**Data extracted from a collection**:
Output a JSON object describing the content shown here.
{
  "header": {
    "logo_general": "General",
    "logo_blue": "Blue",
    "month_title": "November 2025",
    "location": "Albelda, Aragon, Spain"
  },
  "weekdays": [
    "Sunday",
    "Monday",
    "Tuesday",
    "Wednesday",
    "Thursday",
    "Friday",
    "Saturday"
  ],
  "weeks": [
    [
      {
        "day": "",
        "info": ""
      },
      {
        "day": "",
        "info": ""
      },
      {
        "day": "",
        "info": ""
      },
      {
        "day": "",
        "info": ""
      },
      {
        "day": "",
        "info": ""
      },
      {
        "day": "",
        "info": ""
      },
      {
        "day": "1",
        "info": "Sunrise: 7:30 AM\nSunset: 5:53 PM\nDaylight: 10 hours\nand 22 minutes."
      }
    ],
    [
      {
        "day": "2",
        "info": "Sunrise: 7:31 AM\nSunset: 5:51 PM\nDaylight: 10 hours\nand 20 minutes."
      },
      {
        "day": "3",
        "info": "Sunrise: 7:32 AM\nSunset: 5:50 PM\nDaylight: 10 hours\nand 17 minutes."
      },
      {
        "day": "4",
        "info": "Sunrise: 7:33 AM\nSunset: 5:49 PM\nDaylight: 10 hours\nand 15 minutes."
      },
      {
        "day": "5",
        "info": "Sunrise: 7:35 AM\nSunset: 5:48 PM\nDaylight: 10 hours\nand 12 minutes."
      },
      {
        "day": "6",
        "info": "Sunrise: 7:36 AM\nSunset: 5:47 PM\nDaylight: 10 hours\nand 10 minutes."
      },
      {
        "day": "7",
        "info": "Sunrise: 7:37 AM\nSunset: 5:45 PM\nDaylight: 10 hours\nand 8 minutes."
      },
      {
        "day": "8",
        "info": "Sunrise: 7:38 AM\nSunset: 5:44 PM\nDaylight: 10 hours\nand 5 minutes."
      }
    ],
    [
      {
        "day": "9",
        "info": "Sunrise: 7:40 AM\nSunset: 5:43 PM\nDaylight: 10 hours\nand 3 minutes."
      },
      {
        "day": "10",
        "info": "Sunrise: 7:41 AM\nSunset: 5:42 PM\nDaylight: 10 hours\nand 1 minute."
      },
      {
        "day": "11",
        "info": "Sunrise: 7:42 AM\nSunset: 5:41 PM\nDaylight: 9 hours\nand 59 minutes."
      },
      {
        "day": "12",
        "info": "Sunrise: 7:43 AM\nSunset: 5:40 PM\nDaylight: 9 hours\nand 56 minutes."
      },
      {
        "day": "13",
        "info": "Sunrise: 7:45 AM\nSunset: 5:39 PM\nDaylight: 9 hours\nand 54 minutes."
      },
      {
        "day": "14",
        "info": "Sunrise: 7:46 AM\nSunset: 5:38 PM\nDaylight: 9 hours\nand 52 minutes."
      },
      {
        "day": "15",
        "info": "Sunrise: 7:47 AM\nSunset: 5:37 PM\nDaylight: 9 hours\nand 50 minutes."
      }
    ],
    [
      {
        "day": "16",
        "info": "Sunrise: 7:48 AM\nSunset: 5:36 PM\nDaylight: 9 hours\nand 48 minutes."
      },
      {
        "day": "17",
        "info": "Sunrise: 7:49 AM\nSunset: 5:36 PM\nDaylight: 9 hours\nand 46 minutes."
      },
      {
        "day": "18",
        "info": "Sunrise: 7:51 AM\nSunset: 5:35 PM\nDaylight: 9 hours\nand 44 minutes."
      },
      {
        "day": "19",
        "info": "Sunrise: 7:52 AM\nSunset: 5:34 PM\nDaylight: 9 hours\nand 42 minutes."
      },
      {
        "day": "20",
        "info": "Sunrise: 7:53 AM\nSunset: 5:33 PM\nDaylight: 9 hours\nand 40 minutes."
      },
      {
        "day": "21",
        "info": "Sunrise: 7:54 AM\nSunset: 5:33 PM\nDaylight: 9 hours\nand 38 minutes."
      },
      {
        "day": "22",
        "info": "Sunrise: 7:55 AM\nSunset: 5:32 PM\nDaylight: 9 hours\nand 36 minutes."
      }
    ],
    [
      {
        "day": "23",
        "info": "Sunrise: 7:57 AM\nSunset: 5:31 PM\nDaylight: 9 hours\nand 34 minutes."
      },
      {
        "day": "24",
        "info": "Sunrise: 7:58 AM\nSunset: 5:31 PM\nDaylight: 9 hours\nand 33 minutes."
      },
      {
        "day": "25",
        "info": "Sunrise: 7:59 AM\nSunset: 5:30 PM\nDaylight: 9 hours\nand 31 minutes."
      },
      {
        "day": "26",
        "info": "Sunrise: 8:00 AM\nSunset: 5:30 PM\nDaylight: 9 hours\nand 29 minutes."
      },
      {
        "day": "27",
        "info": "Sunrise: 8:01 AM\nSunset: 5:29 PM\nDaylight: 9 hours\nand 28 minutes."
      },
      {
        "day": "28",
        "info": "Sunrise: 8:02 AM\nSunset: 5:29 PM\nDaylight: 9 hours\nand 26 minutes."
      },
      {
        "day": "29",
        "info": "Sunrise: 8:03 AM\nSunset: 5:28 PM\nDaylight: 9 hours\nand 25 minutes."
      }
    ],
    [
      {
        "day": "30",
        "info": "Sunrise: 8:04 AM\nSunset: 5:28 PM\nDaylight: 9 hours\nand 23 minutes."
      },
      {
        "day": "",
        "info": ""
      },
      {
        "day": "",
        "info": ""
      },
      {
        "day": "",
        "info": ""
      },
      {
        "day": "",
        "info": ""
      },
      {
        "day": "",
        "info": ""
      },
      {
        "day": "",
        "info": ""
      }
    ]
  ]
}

**Written request**:
Copy every record above exactly as it appears.

**Result**:
Output a JSON object describing the content shown here.
{
  "header": {
    "logo_general": "General",
    "logo_blue": "Blue",
    "month_title": "November 2025",
    "location": "Albelda, Aragon, Spain"
  },
  "weekdays": [
    "Sunday",
    "Monday",
    "Tuesday",
    "Wednesday",
    "Thursday",
    "Friday",
    "Saturday"
  ],
  "weeks": [
    [
      {
        "day": "",
        "info": ""
      },
      {
        "day": "",
        "info": ""
      },
      {
        "day": "",
        "info": ""
      },
      {
        "day": "",
        "info": ""
      },
      {
        "day": "",
        "info": ""
      },
      {
        "day": "",
        "info": ""
      },
      {
        "day": "1",
        "info": "Sunrise: 7:30 AM\nSunset: 5:53 PM\nDaylight: 10 hours\nand 22 minutes."
      }
    ],
    [
      {
        "day": "2",
        "info": "Sunrise: 7:31 AM\nSunset: 5:51 PM\nDaylight: 10 hours\nand 20 minutes."
      },
      {
        "day": "3",
        "info": "Sunrise: 7:32 AM\nSunset: 5:50 PM\nDaylight: 10 hours\nand 17 minutes."
      },
      {
        "day": "4",
        "info": "Sunrise: 7:33 AM\nSunset: 5:49 PM\nDaylight: 10 hours\nand 15 minutes."
      },
      {
        "day": "5",
        "info": "Sunrise: 7:35 AM\nSunset: 5:48 PM\nDaylight: 10 hours\nand 12 minutes."
      },
      {
        "day": "6",
        "info": "Sunrise: 7:36 AM\nSunset: 5:47 PM\nDaylight: 10 hours\nand 10 minutes."
      },
      {
        "day": "7",
        "info": "Sunrise: 7:37 AM\nSunset: 5:45 PM\nDaylight: 10 hours\nand 8 minutes."
      },
      {
        "day": "8",
        "info": "Sunrise: 7:38 AM\nSunset: 5:44 PM\nDaylight: 10 hours\nand 5 minutes."
      }
    ],
    [
      {
        "day": "9",
        "info": "Sunrise: 7:40 AM\nSunset: 5:43 PM\nDaylight: 10 hours\nand 3 minutes."
      },
      {
        "day": "10",
        "info": "Sunrise: 7:41 AM\nSunset: 5:42 PM\nDaylight: 10 hours\nand 1 minute."
      },
      {
        "day": "11",
        "info": "Sunrise: 7:42 AM\nSunset: 5:41 PM\nDaylight: 9 hours\nand 59 minutes."
      },
      {
        "day": "12",
        "info": "Sunrise: 7:43 AM\nSunset: 5:40 PM\nDaylight: 9 hours\nand 56 minutes."
      },
      {
        "day": "13",
        "info": "Sunrise: 7:45 AM\nSunset: 5:39 PM\nDaylight: 9 hours\nand 54 minutes."
      },
      {
        "day": "14",
        "info": "Sunrise: 7:46 AM\nSunset: 5:38 PM\nDaylight: 9 hours\nand 52 minutes."
      },
      {
        "day": "15",
        "info": "Sunrise: 7:47 AM\nSunset: 5:37 PM\nDaylight: 9 hours\nand 50 minutes."
      }
    ],
    [
      {
        "day": "16",
        "info": "Sunrise: 7:48 AM\nSunset: 5:36 PM\nDaylight: 9 hours\nand 48 minutes."
      },
      {
        "day": "17",
        "info": "Sunrise: 7:49 AM\nSunset: 5:36 PM\nDaylight: 9 hours\nand 46 minutes."
      },
      {
        "day": "18",
        "info": "Sunrise: 7:51 AM\nSunset: 5:35 PM\nDaylight: 9 hours\nand 44 minutes."
      },
      {
        "day": "19",
        "info": "Sunrise: 7:52 AM\nSunset: 5:34 PM\nDaylight: 9 hours\nand 42 minutes."
      },
      {
        "day": "20",
        "info": "Sunrise: 7:53 AM\nSunset: 5:33 PM\nDaylight: 9 hours\nand 40 minutes."
      },
      {
        "day": "21",
        "info": "Sunrise: 7:54 AM\nSunset: 5:33 PM\nDaylight: 9 hours\nand 38 minutes."
      },
      {
        "day": "22",
        "info": "Sunrise: 7:55 AM\nSunset: 5:32 PM\nDaylight: 9 hours\nand 36 minutes."
      }
    ],
    [
      {
        "day": "23",
        "info": "Sunrise: 7:57 AM\nSunset: 5:31 PM\nDaylight: 9 hours\nand 34 minutes."
      },
      {
        "day": "24",
        "info": "Sunrise: 7:58 AM\nSunset: 5:31 PM\nDaylight: 9 hours\nand 33 minutes."
      },
      {
        "day": "25",
        "info": "Sunrise: 7:59 AM\nSunset: 5:30 PM\nDaylight: 9 hours\nand 31 minutes."
      },
      {
        "day": "26",
        "info": "Sunrise: 8:00 AM\nSunset: 5:30 PM\nDaylight: 9 hours\nand 29 minutes."
      },
      {
        "day": "27",
        "info": "Sunrise: 8:01 AM\nSunset: 5:29 PM\nDaylight: 9 hours\nand 28 minutes."
      },
      {
        "day": "28",
        "info": "Sunrise: 8:02 AM\nSunset: 5:29 PM\nDaylight: 9 hours\nand 26 minutes."
      },
      {
        "day": "29",
        "info": "Sunrise: 8:03 AM\nSunset: 5:28 PM\nDaylight: 9 hours\nand 25 minutes."
      }
    ],
    [
      {
        "day": "30",
        "info": "Sunrise: 8:04 AM\nSunset: 5:28 PM\nDaylight: 9 hours\nand 23 minutes."
      },
      {
        "day": "",
        "info": ""
      },
      {
        "day": "",
        "info": ""
      },
      {
        "day": "",
        "info": ""
      },
      {
        "day": "",
        "info": ""
      },
      {
        "day": "",
        "info": ""
      },
      {
        "day": "",
        "info": ""
      }
    ]
  ]
}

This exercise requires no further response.